TASK DETAILS → Using the listing below, report all lines holding the word "قضاء".

PROVIDED RECORDS →
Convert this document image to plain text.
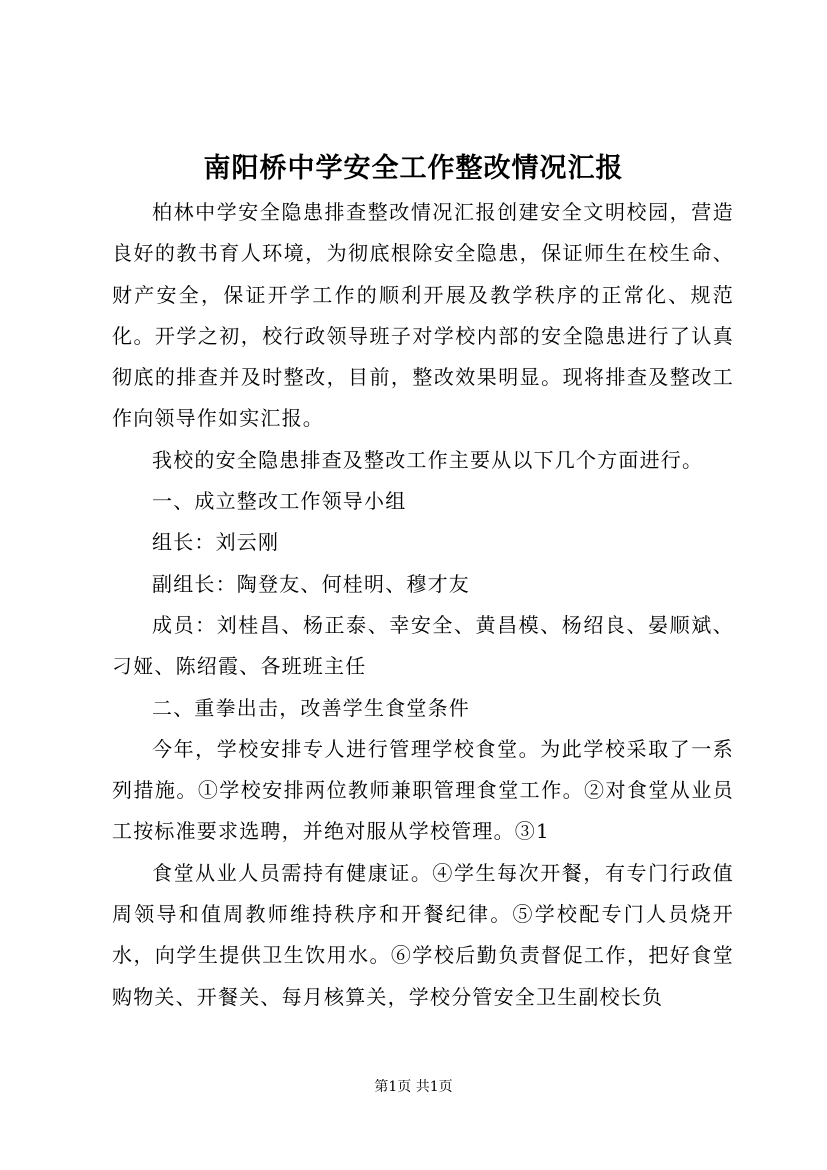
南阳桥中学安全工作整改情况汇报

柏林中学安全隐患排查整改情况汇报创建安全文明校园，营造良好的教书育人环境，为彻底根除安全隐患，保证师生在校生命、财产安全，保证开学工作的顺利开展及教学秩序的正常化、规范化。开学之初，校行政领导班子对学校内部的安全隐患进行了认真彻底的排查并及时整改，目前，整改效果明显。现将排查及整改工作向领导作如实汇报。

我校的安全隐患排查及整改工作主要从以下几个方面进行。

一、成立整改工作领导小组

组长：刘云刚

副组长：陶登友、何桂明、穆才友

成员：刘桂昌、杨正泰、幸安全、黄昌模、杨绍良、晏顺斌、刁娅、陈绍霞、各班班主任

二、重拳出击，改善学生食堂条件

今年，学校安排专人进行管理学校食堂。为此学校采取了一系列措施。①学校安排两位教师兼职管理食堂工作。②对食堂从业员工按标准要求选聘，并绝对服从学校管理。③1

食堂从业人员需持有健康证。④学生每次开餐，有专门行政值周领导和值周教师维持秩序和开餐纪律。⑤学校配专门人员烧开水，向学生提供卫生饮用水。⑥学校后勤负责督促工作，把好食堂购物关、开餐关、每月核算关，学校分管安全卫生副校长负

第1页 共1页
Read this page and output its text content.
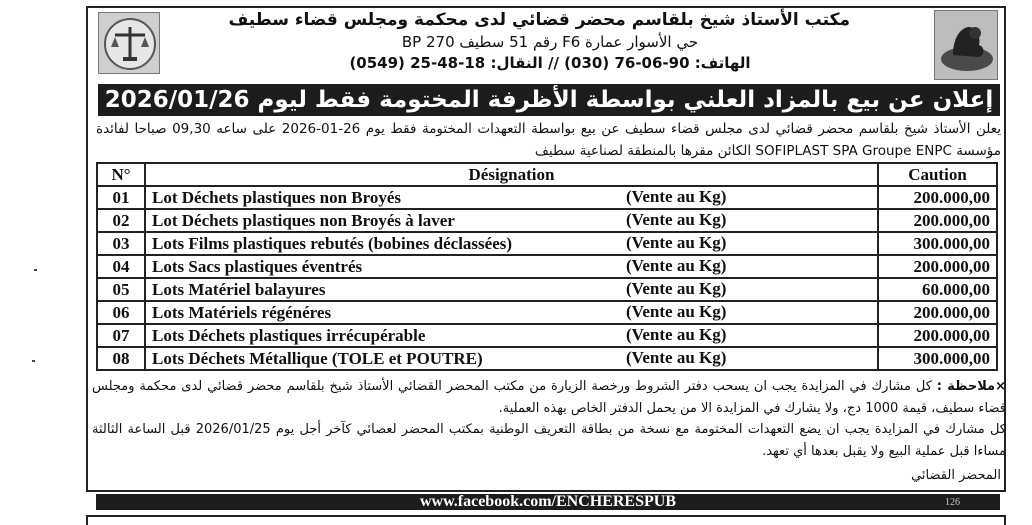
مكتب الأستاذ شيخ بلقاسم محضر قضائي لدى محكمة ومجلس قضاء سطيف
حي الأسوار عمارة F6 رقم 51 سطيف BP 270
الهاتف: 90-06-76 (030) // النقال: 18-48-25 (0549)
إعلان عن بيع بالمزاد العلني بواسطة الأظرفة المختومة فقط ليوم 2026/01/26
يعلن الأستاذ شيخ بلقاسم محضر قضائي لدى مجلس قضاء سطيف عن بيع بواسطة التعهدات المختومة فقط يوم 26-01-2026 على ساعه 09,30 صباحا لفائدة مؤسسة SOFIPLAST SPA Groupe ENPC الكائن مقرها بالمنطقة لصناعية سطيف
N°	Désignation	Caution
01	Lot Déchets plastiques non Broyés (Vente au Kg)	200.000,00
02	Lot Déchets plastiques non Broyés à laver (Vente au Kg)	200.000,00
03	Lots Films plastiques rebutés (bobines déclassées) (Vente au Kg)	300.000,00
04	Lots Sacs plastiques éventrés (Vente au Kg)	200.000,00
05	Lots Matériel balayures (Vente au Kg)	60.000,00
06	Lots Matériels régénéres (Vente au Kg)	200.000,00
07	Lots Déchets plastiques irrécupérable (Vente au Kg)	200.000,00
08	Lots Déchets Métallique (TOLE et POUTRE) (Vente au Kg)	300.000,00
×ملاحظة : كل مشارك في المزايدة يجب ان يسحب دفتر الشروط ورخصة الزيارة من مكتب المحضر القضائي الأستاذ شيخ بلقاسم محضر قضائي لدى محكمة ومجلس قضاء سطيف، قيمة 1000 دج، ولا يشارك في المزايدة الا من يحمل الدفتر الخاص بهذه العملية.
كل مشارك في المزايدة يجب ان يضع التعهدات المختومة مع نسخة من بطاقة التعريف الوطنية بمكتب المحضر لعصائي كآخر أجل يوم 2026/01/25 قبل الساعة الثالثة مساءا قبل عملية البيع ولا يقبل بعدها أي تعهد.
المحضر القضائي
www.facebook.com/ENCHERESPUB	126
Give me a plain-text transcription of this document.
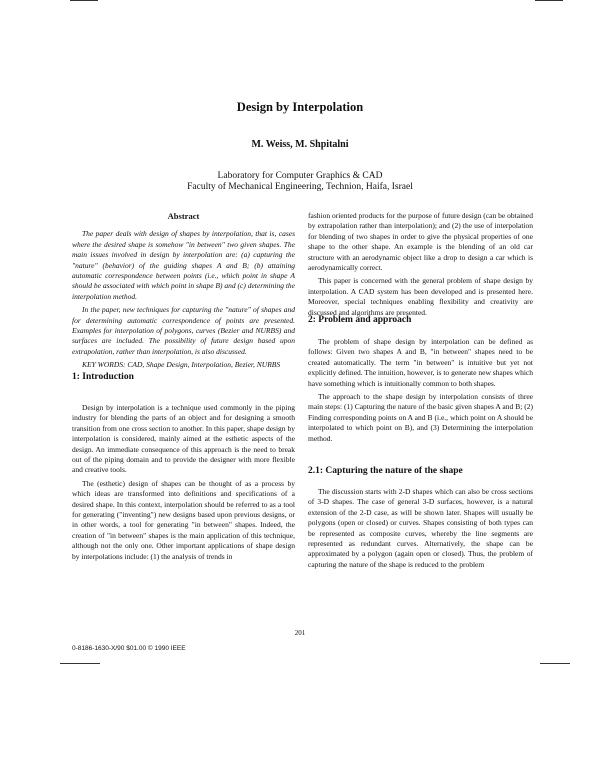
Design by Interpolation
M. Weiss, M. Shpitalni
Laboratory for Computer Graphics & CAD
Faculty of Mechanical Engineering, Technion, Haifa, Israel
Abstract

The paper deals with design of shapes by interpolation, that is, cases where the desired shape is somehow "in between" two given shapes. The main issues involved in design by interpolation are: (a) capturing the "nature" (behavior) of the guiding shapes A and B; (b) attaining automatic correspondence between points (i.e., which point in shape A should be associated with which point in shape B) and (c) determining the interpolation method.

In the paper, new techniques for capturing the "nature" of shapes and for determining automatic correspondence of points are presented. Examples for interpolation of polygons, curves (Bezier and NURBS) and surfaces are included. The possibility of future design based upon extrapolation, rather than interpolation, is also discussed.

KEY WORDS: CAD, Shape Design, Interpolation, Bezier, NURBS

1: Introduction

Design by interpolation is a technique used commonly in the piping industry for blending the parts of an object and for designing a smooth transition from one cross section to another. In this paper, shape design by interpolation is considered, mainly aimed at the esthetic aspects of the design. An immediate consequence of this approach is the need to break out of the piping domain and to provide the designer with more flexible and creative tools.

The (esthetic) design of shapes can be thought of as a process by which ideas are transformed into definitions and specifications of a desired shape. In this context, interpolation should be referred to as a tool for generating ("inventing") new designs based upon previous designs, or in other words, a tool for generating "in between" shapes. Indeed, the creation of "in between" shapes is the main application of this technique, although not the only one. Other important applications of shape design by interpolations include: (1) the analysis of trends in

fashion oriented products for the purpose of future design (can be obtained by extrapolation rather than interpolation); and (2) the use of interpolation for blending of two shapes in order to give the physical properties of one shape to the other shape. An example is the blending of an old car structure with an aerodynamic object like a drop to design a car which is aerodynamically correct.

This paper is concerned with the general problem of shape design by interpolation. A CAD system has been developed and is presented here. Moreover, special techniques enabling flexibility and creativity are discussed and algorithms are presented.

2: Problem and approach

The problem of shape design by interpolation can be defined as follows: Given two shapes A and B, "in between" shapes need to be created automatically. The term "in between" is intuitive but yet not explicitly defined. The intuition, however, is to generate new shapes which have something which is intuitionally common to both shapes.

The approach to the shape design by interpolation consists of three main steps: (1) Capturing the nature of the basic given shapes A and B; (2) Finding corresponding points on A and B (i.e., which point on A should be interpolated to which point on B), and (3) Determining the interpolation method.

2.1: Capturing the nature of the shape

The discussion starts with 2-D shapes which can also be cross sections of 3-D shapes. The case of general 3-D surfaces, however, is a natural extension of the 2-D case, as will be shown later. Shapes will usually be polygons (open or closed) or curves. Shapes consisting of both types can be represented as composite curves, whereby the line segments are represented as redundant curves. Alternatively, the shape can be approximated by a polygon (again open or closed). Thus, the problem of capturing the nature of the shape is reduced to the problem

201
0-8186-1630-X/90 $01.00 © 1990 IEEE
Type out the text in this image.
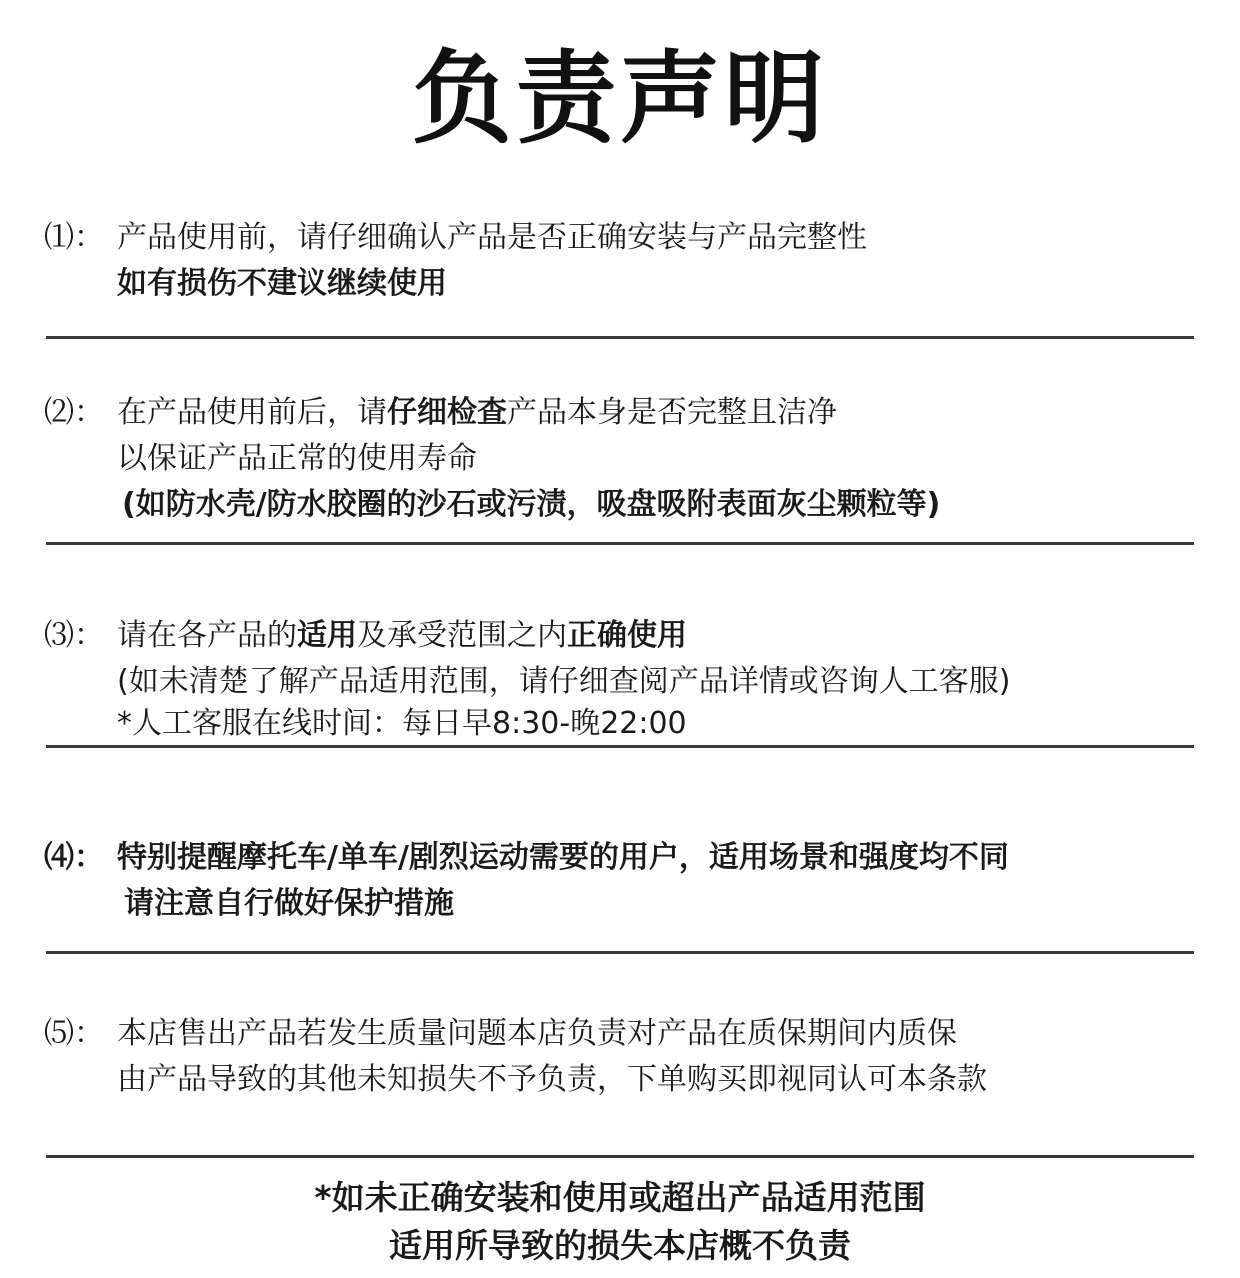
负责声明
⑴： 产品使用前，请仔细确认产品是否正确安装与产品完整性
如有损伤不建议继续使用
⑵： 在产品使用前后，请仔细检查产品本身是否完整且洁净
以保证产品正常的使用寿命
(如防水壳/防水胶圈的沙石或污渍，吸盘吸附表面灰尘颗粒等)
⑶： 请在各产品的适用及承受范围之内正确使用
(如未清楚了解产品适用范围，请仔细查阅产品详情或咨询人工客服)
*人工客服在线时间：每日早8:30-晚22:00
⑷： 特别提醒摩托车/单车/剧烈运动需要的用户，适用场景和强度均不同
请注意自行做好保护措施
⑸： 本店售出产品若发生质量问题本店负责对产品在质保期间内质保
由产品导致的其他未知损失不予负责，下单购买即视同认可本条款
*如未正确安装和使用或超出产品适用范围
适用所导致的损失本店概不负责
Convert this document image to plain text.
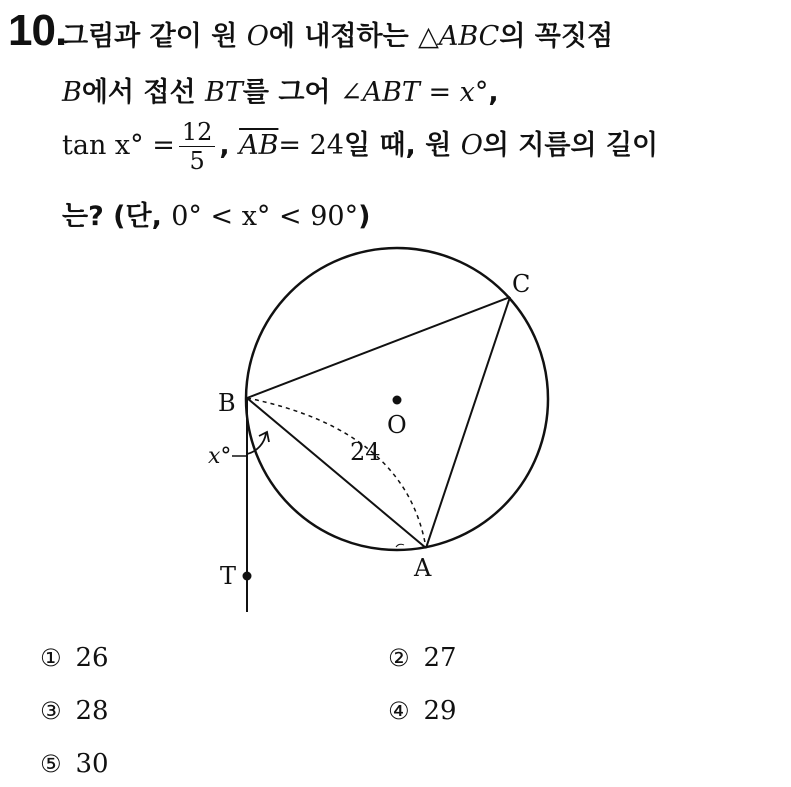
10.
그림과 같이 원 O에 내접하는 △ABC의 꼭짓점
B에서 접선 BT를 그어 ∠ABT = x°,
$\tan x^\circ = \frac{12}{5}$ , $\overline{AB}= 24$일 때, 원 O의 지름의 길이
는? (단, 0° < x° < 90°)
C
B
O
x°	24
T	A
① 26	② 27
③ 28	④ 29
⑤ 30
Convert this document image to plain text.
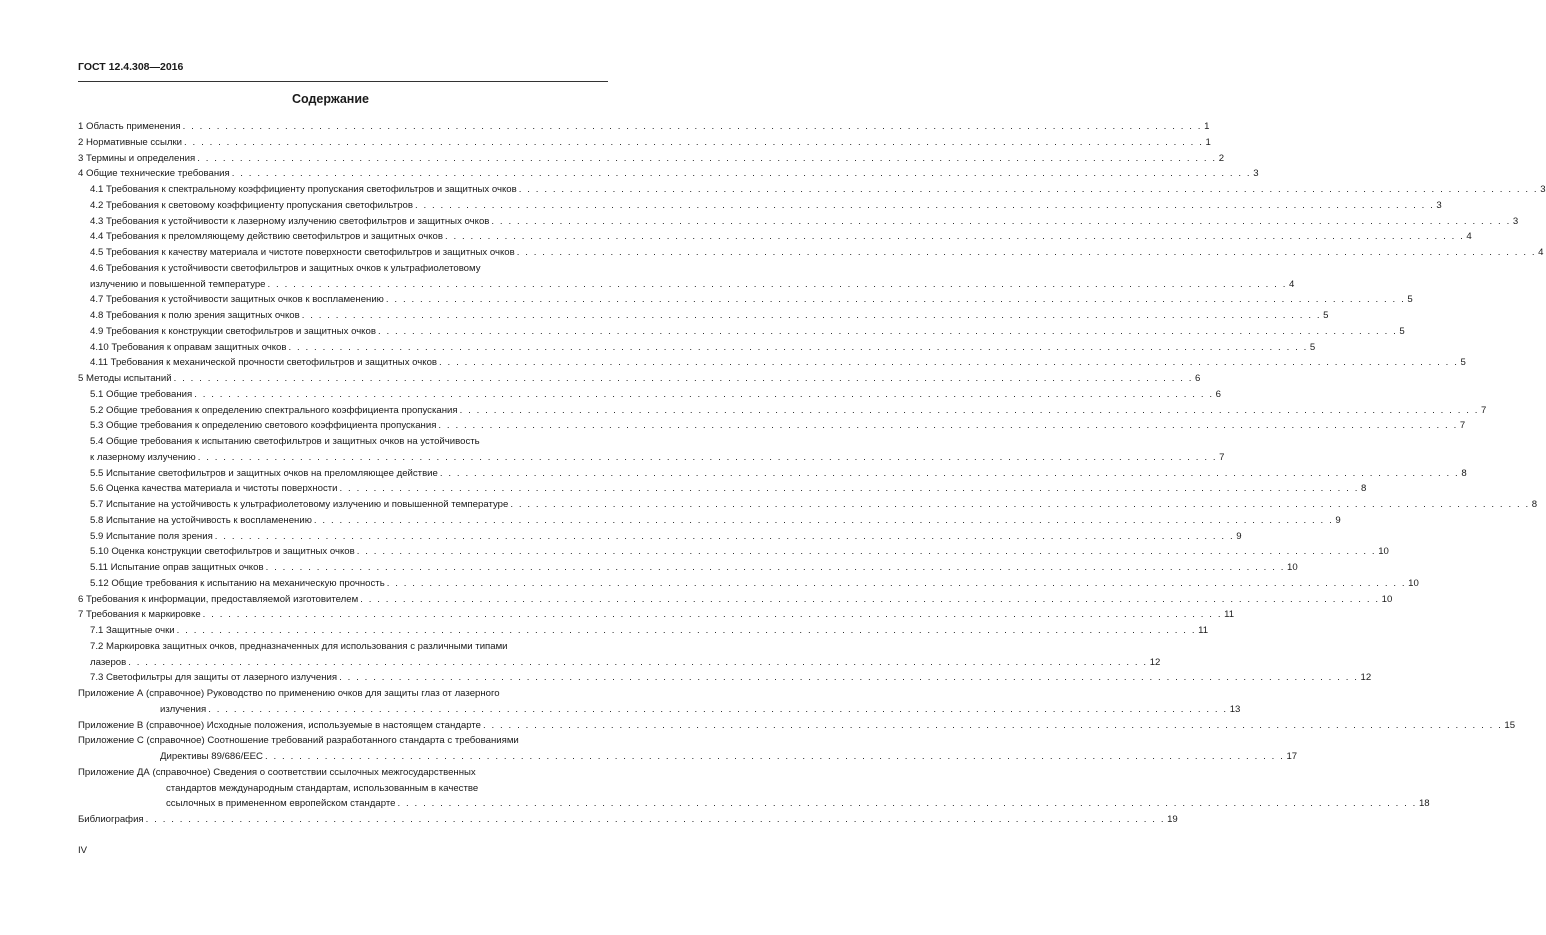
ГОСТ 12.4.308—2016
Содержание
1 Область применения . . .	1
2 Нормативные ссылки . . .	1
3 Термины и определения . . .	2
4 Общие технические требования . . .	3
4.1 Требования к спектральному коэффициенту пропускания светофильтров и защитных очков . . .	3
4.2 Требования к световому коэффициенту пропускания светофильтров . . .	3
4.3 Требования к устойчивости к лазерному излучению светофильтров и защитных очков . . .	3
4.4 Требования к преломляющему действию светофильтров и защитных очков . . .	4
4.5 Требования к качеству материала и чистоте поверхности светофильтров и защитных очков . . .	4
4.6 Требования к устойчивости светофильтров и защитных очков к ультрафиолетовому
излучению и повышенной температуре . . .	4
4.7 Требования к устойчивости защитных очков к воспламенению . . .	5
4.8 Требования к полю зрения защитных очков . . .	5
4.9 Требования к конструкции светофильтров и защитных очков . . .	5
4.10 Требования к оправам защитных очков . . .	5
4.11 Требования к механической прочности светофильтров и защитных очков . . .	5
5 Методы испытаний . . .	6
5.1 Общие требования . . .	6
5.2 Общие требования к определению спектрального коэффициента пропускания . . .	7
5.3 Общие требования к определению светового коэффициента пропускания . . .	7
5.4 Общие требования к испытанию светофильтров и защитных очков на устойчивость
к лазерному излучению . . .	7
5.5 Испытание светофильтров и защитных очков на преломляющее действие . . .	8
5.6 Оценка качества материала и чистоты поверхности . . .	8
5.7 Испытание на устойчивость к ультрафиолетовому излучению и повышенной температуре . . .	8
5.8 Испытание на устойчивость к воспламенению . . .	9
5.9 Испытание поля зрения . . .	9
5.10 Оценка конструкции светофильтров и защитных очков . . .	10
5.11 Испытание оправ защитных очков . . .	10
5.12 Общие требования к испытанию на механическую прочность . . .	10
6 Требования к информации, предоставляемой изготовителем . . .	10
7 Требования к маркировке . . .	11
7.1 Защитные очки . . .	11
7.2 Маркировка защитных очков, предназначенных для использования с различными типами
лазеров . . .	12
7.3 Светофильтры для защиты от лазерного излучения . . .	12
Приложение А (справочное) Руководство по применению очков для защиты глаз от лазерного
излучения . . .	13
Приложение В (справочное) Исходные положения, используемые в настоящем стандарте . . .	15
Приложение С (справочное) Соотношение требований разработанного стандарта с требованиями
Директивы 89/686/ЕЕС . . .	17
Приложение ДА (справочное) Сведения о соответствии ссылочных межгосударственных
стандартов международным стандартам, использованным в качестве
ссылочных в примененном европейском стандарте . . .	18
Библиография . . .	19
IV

OUTPUT FOR THIS TASK →
مكتب الأستاذ شيخ بلقاسم محضر قضائي لدى محكمة ومجلس قضاء سطيف
يعلن الأستاذ شيخ بلقاسم محضر قضائي لدى مجلس قضاء سطيف عن بيع بواسطة التعهدات المختومة فقط يوم 26-01-2026 على ساعه 09,30 صباحا لفائدة مؤسسة SOFIPLAST SPA Groupe ENPC الكائن مقرها بالمنطقة لصناعية سطيف
×ملاحظة : كل مشارك في المزايدة يجب ان يسحب دفتر الشروط ورخصة الزيارة من مكتب المحضر القضائي الأستاذ شيخ بلقاسم محضر قضائي لدى محكمة ومجلس قضاء سطيف، قيمة 1000 دج، ولا يشارك في المزايدة الا من يحمل الدفتر الخاص بهذه العملية.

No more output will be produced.